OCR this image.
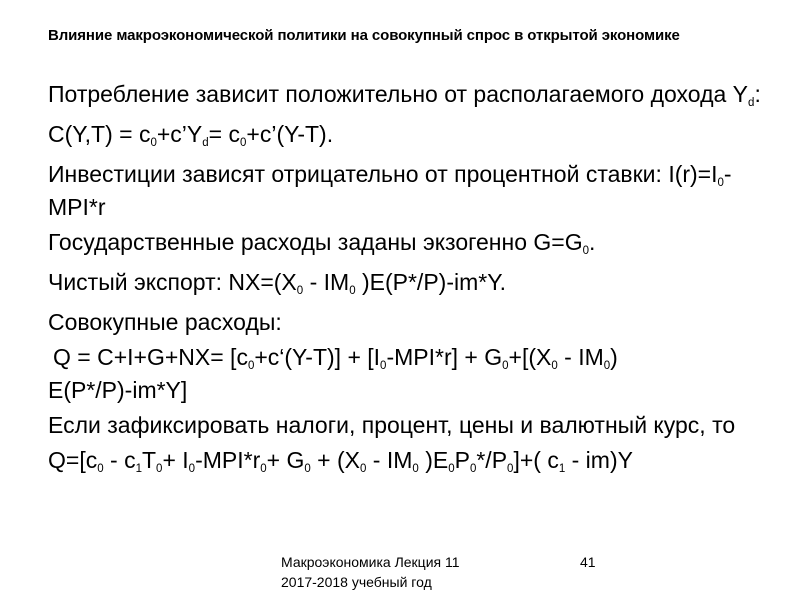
Влияние макроэкономической политики на совокупный спрос в открытой экономике

Потребление зависит положительно от располагаемого дохода $Y_d$:

$C(Y,T) = c_0+c’Y_d=$ $c_0+c’(Y-T)$.

Инвестиции зависят отрицательно от процентной ставки: $I(r)=I_0-MPI*r$

Государственные расходы заданы экзогенно $G=G_0$.

Чистый экспорт: $NX=(X_0 - IM_0$ )E(P*/P)-im*Y.

Совокупные расходы:

$Q = C+I+G+NX= [c_0+c‘(Y-T)] + [I_0-MPI*r] + G_0+[(X_0 - IM_0)$

E(P*/P)-im*Y]

Если зафиксировать налоги, процент, цены и валютный курс, то

$Q=[c_0 - c_1T_0+ I_0-MPI*r_0+ G_0 + (X_0 - IM_0$ )$E_0P_0*/P_0]+$( $c_1 - im)Y$

Макроэкономика Лекция 11
2017-2018 учебный год
41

########

- Instructions for the task: Consider the entries above and return each line with the string "расходы".

- Finished answer:
Государственные расходы заданы экзогенно $G=G_0$.
Совокупные расходы:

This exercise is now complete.